Copy the listing verbatim, excluding any images found in it.

== Material to process ==

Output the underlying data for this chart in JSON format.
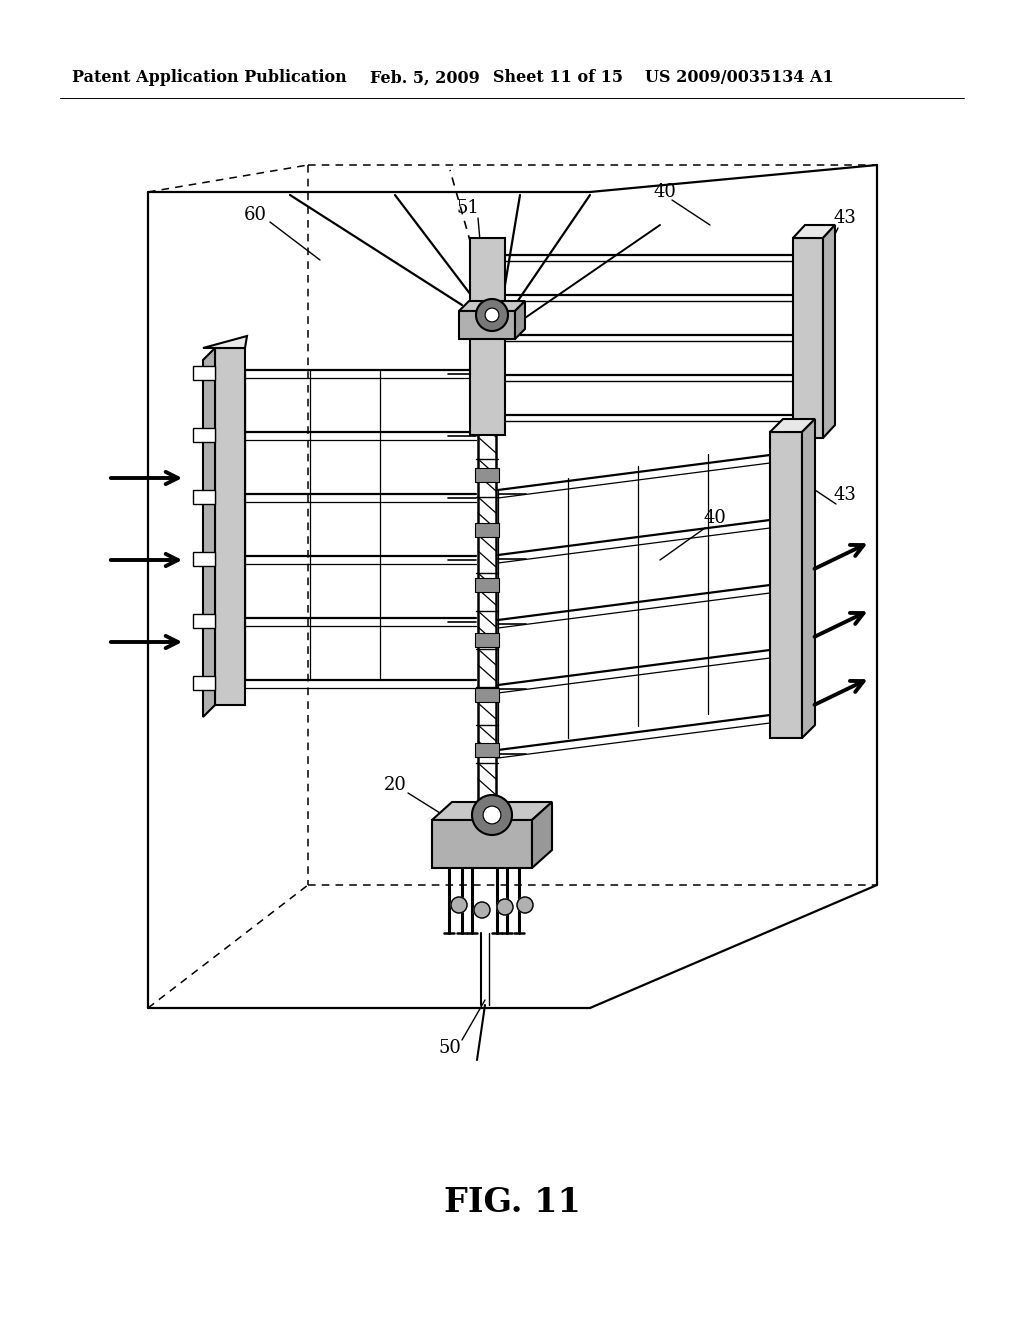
{
  "header_left": "Patent Application Publication",
  "header_date": "Feb. 5, 2009",
  "header_sheet": "Sheet 11 of 15",
  "header_patent": "US 2009/0035134 A1",
  "fig_label": "FIG. 11",
  "bg": "#ffffff",
  "fg": "#000000",
  "hfs": 11.5,
  "figfs": 24,
  "labelfs": 13,
  "gray1": "#c8c8c8",
  "gray2": "#b0b0b0",
  "gray3": "#989898"
}
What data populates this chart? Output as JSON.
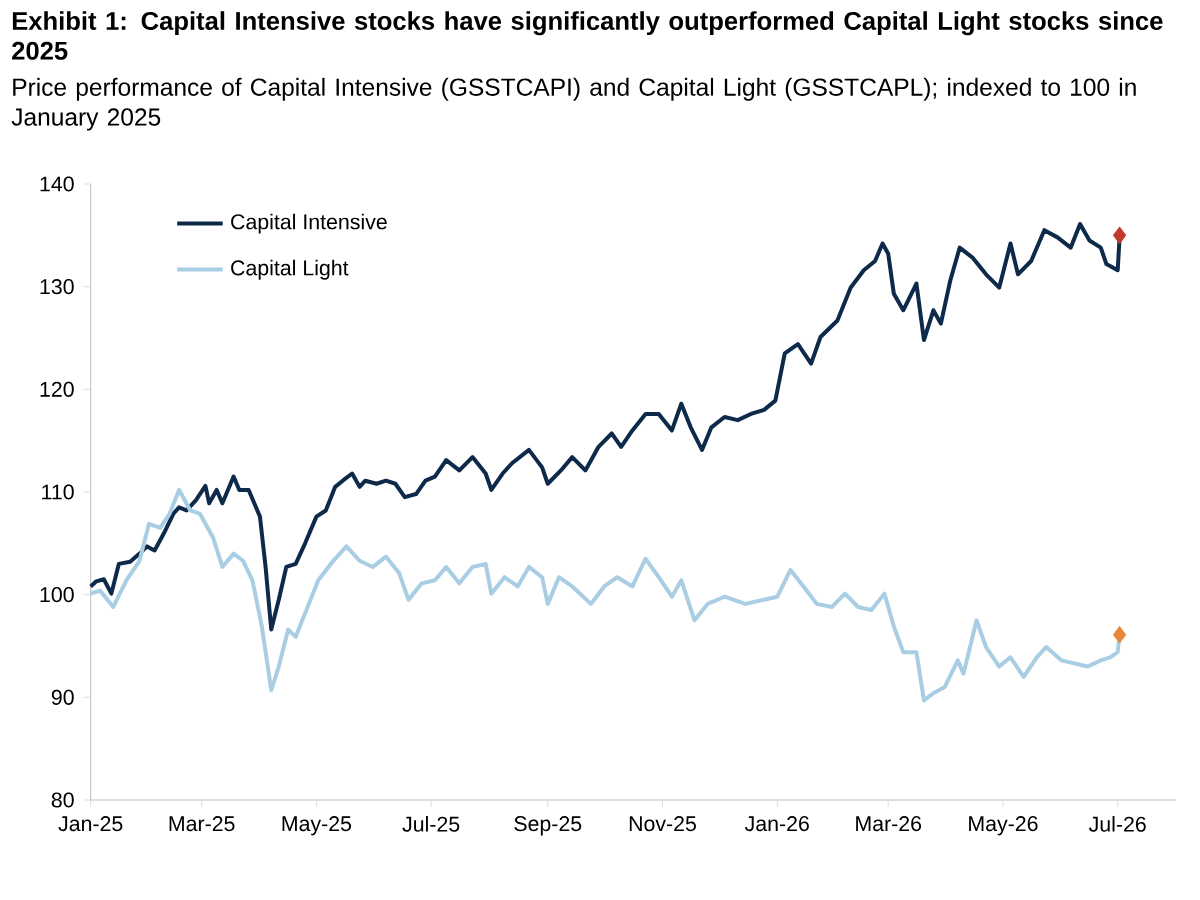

===

* Finished answer:
Output the underlying data for this chart in JSON format.
{
  "header_left": "Patent Application Publication",
  "header_date": "Feb. 5, 2009",
  "header_sheet": "Sheet 11 of 15",
  "header_patent": "US 2009/0035134 A1",
  "fig_label": "FIG. 11",
  "bg": "#ffffff",
  "fg": "#000000",
  "hfs": 11.5,
  "figfs": 24,
  "labelfs": 13,
  "gray1": "#c8c8c8",
  "gray2": "#b0b0b0",
  "gray3": "#989898"
}
What data populates this chart? Output as JSON.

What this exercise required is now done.